## DATA SHOWN:
===

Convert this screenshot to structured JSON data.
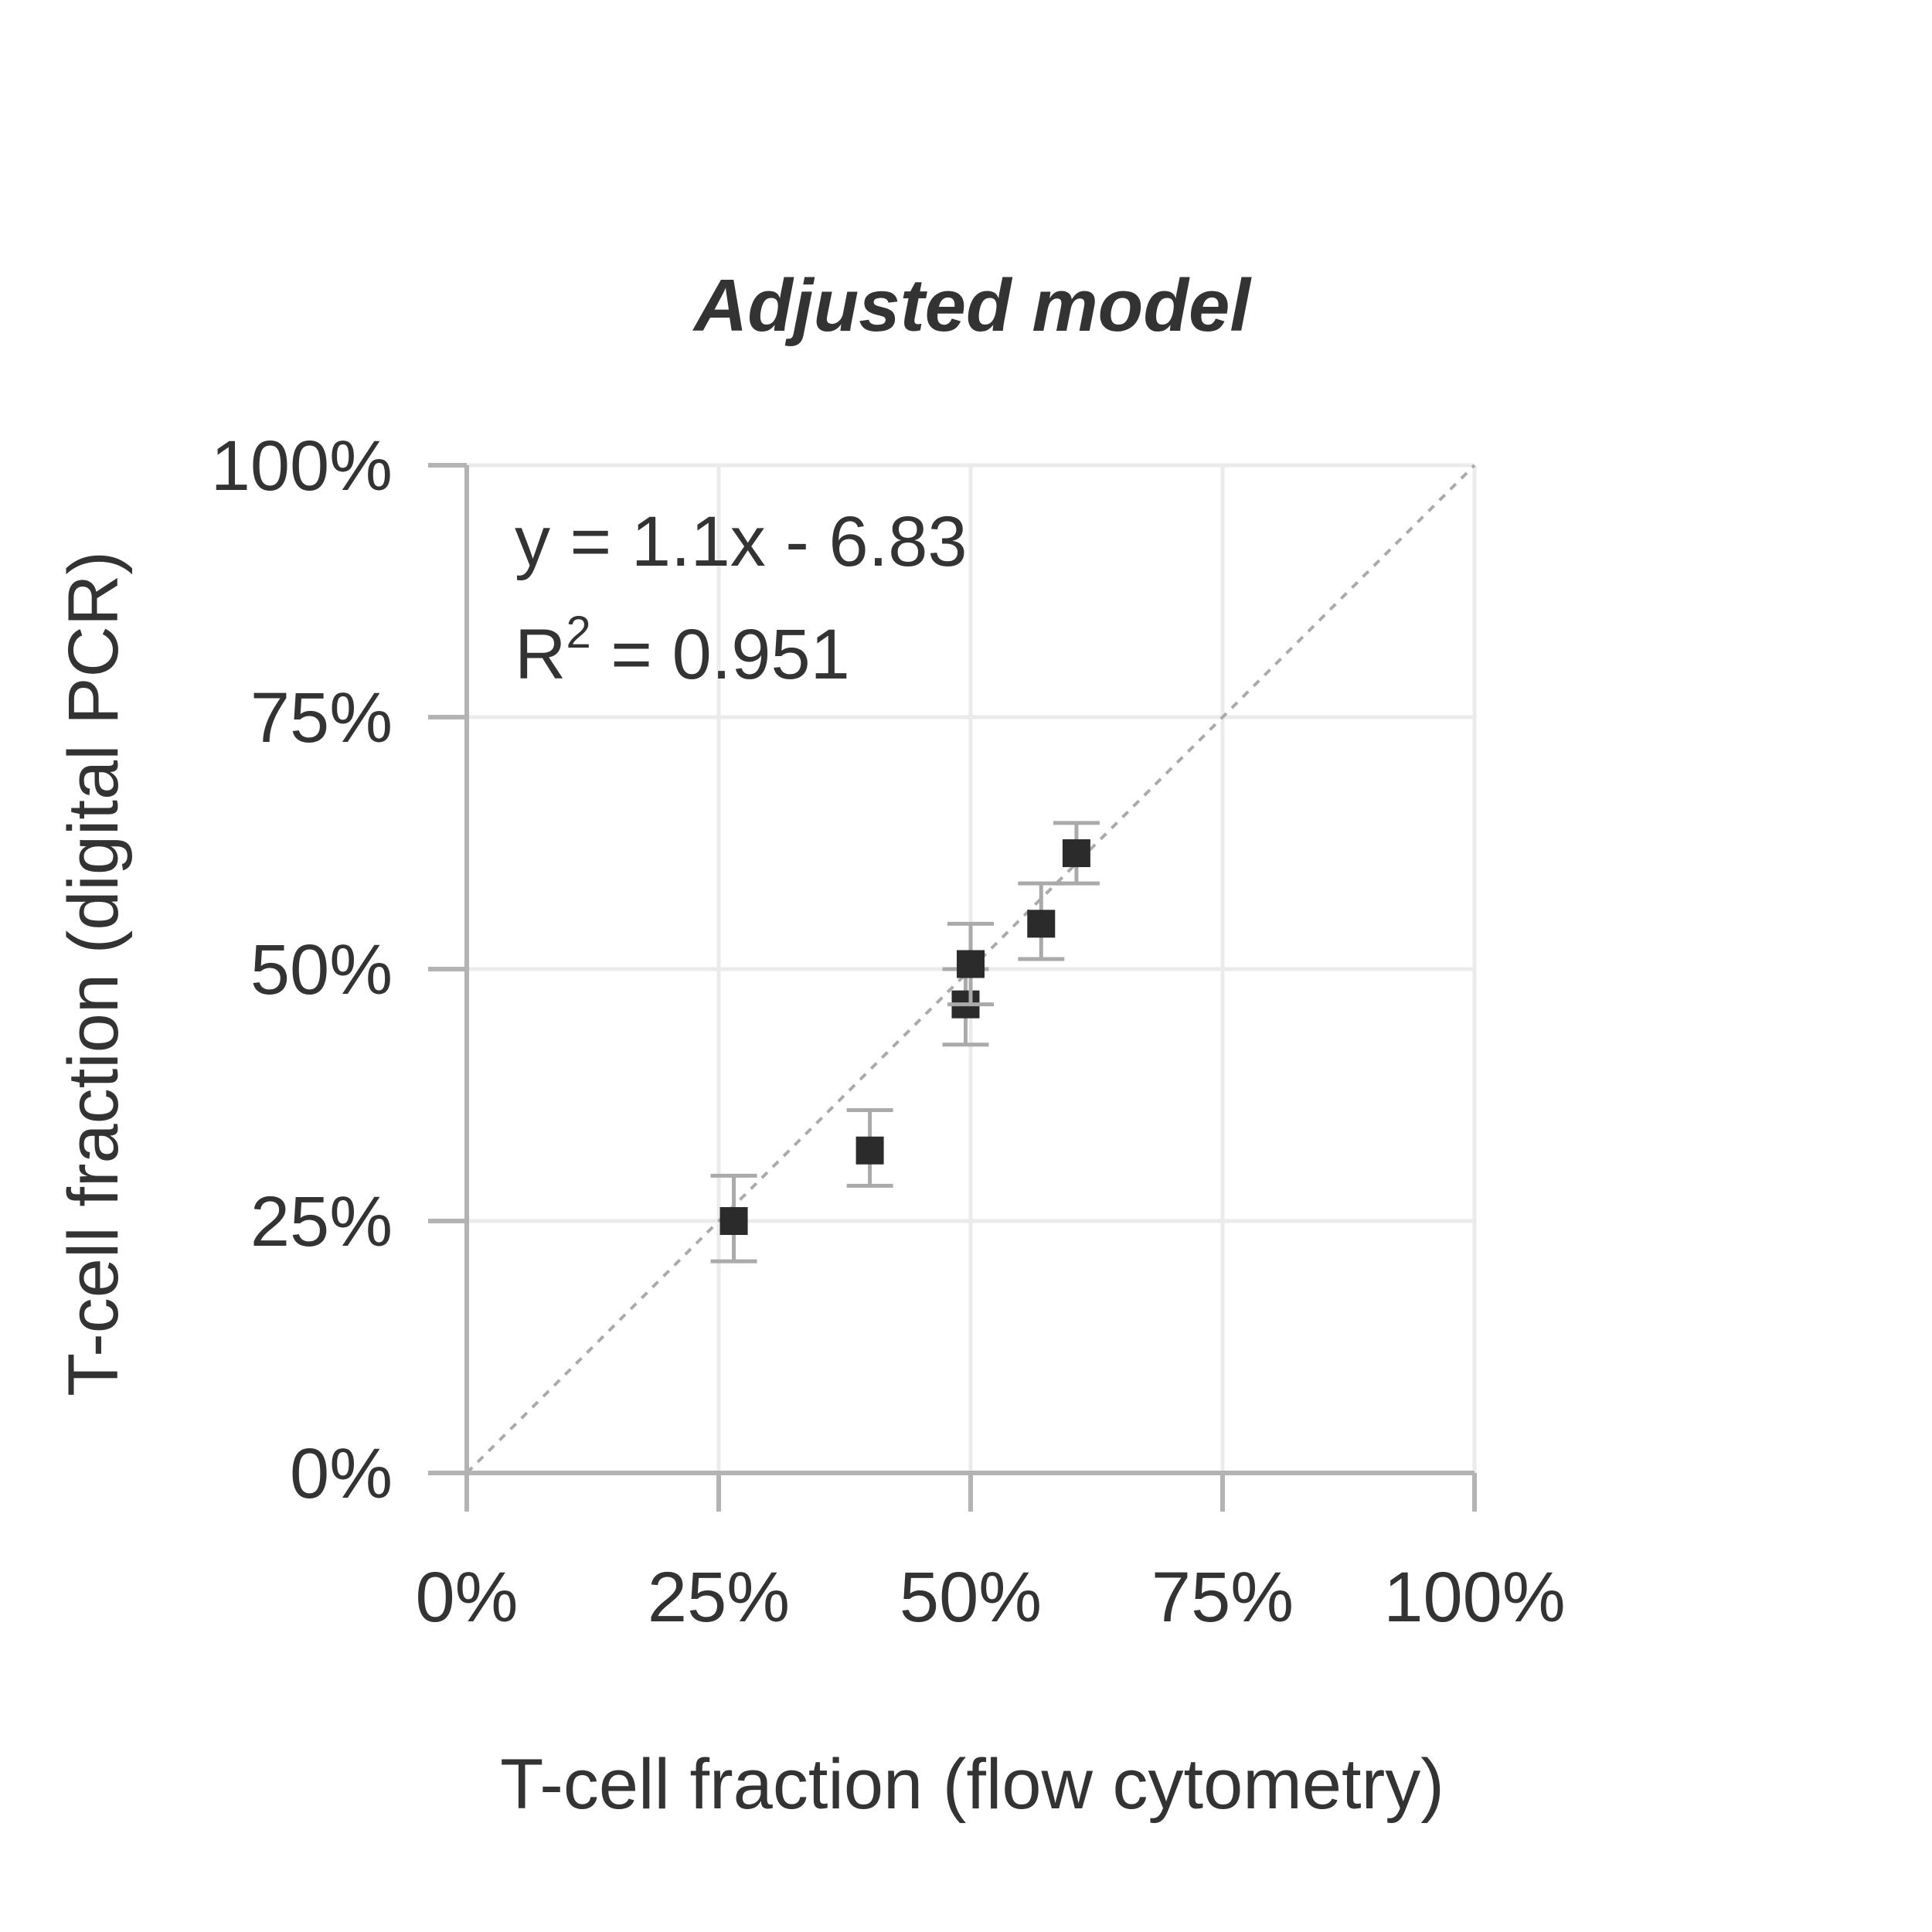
{
  "chart_data": {
    "type": "scatter",
    "title": "Adjusted model",
    "xlabel": "T-cell fraction (flow cytometry)",
    "ylabel": "T-cell fraction (digital PCR)",
    "xlim": [
      0,
      100
    ],
    "ylim": [
      0,
      100
    ],
    "x_ticks": [
      "0%",
      "25%",
      "50%",
      "75%",
      "100%"
    ],
    "y_ticks": [
      "0%",
      "25%",
      "50%",
      "75%",
      "100%"
    ],
    "tick_values": [
      0,
      25,
      50,
      75,
      100
    ],
    "grid": true,
    "identity_line": true,
    "annotation": {
      "equation": "y = 1.1x - 6.83",
      "r2_prefix": "R",
      "r2_sup": "2",
      "r2_value": " = 0.951"
    },
    "points": [
      {
        "x": 26.5,
        "y": 25.0,
        "err_low": 21.0,
        "err_high": 29.5
      },
      {
        "x": 40.0,
        "y": 32.0,
        "err_low": 28.5,
        "err_high": 36.0
      },
      {
        "x": 49.5,
        "y": 46.5,
        "err_low": 42.5,
        "err_high": 50.0
      },
      {
        "x": 50.0,
        "y": 50.5,
        "err_low": 46.5,
        "err_high": 54.5
      },
      {
        "x": 57.0,
        "y": 54.5,
        "err_low": 51.0,
        "err_high": 58.5
      },
      {
        "x": 60.5,
        "y": 61.5,
        "err_low": 58.5,
        "err_high": 64.5
      }
    ],
    "colors": {
      "marker": "#2b2b2b",
      "error_bar": "#aaaaaa",
      "grid": "#ebebeb",
      "axis": "#b3b3b3",
      "identity": "#aaaaaa",
      "text": "#333333"
    }
  }
}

===

## TASK STATEMENT:
Write out the listing word for word, omitting the pictures it holds.

## FINISHED EXERCISE:
Convert this screenshot to structured JSON data.
{
  "chart_data": {
    "type": "scatter",
    "title": "Adjusted model",
    "xlabel": "T-cell fraction (flow cytometry)",
    "ylabel": "T-cell fraction (digital PCR)",
    "xlim": [
      0,
      100
    ],
    "ylim": [
      0,
      100
    ],
    "x_ticks": [
      "0%",
      "25%",
      "50%",
      "75%",
      "100%"
    ],
    "y_ticks": [
      "0%",
      "25%",
      "50%",
      "75%",
      "100%"
    ],
    "tick_values": [
      0,
      25,
      50,
      75,
      100
    ],
    "grid": true,
    "identity_line": true,
    "annotation": {
      "equation": "y = 1.1x - 6.83",
      "r2_prefix": "R",
      "r2_sup": "2",
      "r2_value": " = 0.951"
    },
    "points": [
      {
        "x": 26.5,
        "y": 25.0,
        "err_low": 21.0,
        "err_high": 29.5
      },
      {
        "x": 40.0,
        "y": 32.0,
        "err_low": 28.5,
        "err_high": 36.0
      },
      {
        "x": 49.5,
        "y": 46.5,
        "err_low": 42.5,
        "err_high": 50.0
      },
      {
        "x": 50.0,
        "y": 50.5,
        "err_low": 46.5,
        "err_high": 54.5
      },
      {
        "x": 57.0,
        "y": 54.5,
        "err_low": 51.0,
        "err_high": 58.5
      },
      {
        "x": 60.5,
        "y": 61.5,
        "err_low": 58.5,
        "err_high": 64.5
      }
    ],
    "colors": {
      "marker": "#2b2b2b",
      "error_bar": "#aaaaaa",
      "grid": "#ebebeb",
      "axis": "#b3b3b3",
      "identity": "#aaaaaa",
      "text": "#333333"
    }
  }
}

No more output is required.